● **WHAT IS EXPECTED**
Show, in full, each line of the data that contains "chọn".

● **DATA SECTION**
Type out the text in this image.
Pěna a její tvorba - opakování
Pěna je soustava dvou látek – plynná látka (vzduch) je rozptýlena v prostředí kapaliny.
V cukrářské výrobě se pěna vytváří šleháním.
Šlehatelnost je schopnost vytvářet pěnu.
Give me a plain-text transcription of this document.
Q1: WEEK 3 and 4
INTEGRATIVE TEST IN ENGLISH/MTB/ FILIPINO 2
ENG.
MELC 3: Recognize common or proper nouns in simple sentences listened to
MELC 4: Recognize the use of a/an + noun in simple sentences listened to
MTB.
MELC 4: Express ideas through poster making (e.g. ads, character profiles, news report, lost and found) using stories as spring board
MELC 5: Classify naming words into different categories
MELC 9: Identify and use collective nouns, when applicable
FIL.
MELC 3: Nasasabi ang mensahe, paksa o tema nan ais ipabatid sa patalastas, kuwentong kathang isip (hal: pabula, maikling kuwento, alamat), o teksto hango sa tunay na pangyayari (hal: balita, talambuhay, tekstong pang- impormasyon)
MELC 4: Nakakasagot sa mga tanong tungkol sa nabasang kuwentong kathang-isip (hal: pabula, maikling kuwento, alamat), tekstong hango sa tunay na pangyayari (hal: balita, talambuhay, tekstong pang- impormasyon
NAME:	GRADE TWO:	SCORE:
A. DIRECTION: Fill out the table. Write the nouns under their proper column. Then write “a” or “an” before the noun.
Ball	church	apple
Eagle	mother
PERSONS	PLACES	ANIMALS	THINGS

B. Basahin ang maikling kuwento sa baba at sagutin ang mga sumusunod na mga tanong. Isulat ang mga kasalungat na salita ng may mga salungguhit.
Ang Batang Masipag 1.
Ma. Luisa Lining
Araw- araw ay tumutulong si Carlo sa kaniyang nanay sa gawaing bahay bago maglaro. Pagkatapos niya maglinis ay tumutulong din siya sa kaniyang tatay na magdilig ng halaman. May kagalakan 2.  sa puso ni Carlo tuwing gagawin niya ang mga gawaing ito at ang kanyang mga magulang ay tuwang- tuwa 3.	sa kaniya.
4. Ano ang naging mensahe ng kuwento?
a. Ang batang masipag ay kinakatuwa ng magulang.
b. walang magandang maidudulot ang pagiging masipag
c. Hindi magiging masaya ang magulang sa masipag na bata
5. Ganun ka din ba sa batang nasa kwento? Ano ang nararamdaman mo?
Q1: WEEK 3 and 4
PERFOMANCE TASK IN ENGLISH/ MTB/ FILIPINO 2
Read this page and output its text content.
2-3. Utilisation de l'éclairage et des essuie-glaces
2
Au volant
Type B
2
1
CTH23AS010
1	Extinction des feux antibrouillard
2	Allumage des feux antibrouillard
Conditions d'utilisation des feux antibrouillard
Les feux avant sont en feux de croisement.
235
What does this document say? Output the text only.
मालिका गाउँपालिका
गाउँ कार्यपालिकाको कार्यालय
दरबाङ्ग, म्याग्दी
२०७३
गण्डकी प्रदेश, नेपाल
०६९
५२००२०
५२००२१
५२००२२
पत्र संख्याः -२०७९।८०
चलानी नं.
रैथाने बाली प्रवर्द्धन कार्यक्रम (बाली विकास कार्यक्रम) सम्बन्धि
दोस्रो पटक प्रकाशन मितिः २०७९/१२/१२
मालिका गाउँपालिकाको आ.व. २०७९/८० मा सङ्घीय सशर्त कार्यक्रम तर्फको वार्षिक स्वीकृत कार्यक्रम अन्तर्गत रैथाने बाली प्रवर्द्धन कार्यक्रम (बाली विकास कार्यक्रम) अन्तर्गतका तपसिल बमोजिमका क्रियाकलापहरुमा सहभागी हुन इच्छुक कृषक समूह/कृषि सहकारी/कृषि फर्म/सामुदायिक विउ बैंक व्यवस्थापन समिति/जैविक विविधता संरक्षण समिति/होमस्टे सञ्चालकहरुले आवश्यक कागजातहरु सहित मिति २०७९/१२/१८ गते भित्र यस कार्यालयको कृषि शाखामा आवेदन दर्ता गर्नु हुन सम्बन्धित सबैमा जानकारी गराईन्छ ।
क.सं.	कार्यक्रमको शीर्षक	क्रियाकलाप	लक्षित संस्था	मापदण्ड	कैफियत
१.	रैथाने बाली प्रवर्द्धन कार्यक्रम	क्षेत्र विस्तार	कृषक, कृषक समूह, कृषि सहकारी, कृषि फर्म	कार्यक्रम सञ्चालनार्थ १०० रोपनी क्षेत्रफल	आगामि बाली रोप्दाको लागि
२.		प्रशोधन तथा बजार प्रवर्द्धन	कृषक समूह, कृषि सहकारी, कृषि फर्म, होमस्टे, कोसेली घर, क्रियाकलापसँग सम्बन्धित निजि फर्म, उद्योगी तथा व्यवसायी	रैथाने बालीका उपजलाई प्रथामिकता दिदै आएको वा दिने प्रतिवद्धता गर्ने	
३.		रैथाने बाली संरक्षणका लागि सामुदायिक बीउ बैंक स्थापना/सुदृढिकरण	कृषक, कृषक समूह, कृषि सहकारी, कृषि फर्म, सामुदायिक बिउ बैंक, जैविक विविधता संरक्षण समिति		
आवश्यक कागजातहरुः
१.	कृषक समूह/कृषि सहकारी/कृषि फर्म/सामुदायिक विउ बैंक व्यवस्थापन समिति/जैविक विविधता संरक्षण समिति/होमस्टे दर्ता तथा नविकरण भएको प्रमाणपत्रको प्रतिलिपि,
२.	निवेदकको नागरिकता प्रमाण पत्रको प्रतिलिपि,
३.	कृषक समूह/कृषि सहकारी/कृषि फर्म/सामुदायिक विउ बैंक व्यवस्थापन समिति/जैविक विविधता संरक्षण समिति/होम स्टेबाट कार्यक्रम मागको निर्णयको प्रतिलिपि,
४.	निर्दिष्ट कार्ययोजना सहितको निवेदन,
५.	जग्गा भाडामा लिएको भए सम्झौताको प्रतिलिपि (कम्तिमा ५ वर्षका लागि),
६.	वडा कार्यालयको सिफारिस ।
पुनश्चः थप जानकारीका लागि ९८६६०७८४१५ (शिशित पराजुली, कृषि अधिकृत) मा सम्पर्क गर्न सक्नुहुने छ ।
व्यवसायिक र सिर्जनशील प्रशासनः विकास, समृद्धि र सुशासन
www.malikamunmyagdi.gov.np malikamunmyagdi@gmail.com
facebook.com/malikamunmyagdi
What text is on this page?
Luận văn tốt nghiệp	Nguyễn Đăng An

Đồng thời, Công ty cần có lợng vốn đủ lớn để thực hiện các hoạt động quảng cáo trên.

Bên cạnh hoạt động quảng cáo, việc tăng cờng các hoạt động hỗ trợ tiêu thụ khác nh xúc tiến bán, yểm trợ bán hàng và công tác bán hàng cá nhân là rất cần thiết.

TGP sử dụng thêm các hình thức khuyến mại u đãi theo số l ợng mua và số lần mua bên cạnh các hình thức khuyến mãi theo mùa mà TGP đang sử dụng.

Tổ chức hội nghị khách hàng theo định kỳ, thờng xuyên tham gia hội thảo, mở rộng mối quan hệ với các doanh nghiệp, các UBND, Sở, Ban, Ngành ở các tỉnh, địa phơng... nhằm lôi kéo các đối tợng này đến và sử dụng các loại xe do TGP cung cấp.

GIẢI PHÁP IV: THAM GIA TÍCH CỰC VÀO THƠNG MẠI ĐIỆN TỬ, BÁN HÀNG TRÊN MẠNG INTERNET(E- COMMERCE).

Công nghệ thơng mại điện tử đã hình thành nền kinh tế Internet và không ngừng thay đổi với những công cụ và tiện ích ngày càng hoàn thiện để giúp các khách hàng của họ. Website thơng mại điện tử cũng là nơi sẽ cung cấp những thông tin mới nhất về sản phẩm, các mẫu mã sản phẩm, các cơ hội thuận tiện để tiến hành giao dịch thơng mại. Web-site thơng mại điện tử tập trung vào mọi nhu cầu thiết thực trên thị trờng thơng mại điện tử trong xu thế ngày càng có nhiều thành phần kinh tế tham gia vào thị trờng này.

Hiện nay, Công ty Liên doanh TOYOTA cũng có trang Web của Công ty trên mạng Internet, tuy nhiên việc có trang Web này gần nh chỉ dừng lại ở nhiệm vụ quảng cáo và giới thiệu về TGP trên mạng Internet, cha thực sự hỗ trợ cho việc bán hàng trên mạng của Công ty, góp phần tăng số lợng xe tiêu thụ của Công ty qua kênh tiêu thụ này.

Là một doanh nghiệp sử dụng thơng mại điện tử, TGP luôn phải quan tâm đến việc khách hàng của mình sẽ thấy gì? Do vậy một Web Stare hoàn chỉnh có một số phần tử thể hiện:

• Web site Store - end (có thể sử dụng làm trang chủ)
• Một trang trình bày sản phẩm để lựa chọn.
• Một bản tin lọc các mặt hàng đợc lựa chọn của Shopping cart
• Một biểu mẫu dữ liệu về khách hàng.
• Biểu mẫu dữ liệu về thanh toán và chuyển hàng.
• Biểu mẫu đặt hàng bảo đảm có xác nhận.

● **EXPECTED ANSWER**
• Một trang trình bày sản phẩm để lựa chọn.
• Một bản tin lọc các mặt hàng đợc lựa chọn của Shopping cart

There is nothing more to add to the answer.